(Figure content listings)
——
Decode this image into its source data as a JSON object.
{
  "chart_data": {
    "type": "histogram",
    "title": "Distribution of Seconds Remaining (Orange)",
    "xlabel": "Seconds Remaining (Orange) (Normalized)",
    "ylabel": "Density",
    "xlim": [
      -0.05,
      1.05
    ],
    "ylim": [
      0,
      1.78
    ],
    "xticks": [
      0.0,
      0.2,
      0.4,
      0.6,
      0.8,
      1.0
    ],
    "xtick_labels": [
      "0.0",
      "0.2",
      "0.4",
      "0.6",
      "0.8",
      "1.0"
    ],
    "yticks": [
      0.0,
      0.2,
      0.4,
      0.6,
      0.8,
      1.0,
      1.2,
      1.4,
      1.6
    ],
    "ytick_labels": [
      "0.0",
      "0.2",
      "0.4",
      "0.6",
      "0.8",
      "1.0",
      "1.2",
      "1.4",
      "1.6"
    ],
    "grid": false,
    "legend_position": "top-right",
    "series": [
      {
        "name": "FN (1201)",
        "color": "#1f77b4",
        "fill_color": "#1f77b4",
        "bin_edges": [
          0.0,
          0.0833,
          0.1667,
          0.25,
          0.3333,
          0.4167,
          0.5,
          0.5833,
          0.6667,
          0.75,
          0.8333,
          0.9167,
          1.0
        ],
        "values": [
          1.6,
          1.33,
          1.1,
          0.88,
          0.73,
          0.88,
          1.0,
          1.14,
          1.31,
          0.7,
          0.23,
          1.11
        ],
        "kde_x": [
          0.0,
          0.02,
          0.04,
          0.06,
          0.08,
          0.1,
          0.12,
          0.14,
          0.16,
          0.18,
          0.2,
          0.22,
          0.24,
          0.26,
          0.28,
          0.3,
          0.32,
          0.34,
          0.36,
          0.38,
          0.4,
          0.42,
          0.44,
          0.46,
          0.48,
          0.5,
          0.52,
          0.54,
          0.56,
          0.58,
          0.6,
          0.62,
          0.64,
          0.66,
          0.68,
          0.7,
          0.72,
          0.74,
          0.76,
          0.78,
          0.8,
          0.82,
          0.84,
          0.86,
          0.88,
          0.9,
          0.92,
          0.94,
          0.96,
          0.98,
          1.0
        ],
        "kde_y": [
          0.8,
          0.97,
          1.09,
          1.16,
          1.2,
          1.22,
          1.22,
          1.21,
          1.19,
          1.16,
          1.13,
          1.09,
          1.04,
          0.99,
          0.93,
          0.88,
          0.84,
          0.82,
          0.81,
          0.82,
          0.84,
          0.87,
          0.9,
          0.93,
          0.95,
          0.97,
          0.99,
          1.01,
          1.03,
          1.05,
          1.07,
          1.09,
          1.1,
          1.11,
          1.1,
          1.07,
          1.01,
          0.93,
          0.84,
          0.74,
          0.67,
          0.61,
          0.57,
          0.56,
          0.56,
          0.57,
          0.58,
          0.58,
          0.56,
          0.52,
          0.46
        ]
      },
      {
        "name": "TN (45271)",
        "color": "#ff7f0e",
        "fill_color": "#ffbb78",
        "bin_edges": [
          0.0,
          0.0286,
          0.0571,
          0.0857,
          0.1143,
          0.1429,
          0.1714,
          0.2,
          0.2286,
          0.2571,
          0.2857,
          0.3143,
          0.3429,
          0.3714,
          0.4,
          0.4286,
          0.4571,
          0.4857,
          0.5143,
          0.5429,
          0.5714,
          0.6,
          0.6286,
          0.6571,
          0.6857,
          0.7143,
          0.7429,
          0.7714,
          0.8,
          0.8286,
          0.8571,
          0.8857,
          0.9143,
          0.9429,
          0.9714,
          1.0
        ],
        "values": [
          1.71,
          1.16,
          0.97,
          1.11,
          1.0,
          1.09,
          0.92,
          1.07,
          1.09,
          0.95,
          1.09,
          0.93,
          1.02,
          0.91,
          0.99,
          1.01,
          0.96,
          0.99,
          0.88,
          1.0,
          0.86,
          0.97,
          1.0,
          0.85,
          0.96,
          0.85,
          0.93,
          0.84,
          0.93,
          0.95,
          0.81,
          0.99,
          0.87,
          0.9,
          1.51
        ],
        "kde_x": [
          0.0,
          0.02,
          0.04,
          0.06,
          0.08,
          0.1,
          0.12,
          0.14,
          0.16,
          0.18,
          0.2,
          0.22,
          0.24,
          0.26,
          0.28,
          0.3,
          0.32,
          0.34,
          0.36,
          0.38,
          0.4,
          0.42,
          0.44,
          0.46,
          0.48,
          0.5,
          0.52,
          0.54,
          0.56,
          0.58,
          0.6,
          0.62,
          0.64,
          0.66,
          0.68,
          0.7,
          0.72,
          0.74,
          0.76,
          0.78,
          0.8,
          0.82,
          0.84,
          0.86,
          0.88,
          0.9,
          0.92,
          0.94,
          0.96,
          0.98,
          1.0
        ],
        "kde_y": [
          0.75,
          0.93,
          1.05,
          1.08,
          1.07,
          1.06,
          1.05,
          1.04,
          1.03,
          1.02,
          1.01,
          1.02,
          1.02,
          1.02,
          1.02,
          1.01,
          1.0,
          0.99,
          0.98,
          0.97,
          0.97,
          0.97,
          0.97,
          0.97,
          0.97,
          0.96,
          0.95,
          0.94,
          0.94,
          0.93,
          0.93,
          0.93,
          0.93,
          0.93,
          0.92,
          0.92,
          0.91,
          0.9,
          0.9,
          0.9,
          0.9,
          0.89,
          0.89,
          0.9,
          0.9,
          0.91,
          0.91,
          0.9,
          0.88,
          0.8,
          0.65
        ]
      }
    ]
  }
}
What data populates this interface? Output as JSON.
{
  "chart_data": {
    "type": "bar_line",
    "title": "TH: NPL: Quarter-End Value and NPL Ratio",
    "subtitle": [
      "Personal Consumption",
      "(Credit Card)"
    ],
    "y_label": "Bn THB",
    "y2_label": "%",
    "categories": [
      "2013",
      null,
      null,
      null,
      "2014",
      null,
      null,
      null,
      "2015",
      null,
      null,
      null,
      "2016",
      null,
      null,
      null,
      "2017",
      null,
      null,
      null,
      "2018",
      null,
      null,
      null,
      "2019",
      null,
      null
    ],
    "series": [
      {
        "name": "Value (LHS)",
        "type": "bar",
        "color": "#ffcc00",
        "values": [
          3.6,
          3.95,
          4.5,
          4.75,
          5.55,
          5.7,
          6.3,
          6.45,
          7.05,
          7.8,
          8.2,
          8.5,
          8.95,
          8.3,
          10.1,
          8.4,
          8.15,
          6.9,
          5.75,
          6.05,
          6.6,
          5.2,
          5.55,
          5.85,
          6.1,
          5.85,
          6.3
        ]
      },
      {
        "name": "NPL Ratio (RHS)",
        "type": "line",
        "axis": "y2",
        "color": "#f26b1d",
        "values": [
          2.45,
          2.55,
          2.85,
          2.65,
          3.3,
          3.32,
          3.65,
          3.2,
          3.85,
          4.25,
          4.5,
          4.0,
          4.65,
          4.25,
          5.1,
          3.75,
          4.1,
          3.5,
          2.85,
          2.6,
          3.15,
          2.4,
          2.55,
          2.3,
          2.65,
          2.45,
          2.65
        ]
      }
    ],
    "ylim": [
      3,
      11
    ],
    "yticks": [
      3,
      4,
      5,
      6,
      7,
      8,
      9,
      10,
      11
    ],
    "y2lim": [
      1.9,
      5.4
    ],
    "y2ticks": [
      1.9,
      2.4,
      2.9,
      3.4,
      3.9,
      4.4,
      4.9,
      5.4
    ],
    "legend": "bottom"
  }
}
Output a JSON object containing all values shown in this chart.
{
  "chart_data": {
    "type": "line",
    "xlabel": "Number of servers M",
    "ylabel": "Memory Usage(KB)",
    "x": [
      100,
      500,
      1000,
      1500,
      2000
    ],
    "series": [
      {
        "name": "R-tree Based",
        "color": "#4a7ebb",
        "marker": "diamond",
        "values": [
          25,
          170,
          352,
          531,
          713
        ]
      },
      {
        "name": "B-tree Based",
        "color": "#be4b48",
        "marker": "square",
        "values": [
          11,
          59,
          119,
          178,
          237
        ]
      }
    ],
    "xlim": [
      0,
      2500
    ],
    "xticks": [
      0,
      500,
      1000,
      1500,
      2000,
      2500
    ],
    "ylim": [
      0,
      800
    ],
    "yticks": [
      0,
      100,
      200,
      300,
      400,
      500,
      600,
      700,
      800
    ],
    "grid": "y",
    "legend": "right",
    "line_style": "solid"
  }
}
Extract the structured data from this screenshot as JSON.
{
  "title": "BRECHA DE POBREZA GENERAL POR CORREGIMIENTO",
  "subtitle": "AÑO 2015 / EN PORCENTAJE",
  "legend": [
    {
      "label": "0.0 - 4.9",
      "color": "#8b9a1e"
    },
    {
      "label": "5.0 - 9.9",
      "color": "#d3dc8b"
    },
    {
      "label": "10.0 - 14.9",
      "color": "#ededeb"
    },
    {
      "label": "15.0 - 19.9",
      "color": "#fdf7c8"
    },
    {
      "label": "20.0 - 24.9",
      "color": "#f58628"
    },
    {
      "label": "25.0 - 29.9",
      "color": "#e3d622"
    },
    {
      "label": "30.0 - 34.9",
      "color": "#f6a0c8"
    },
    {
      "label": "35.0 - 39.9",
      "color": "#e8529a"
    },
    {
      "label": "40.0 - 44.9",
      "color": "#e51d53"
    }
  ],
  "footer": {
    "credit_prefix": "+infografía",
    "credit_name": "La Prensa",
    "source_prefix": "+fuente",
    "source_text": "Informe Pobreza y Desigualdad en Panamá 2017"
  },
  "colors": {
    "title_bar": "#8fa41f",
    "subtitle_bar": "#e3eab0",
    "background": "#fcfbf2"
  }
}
——
* [STATED GOAL]: Where a line of the data holds "xlabel", show that line.

* [ANSWER FOR THIS EXERCISE]:
    "xlabel": "Seconds Remaining (Orange) (Normalized)",
    "xlabel": "Number of servers M",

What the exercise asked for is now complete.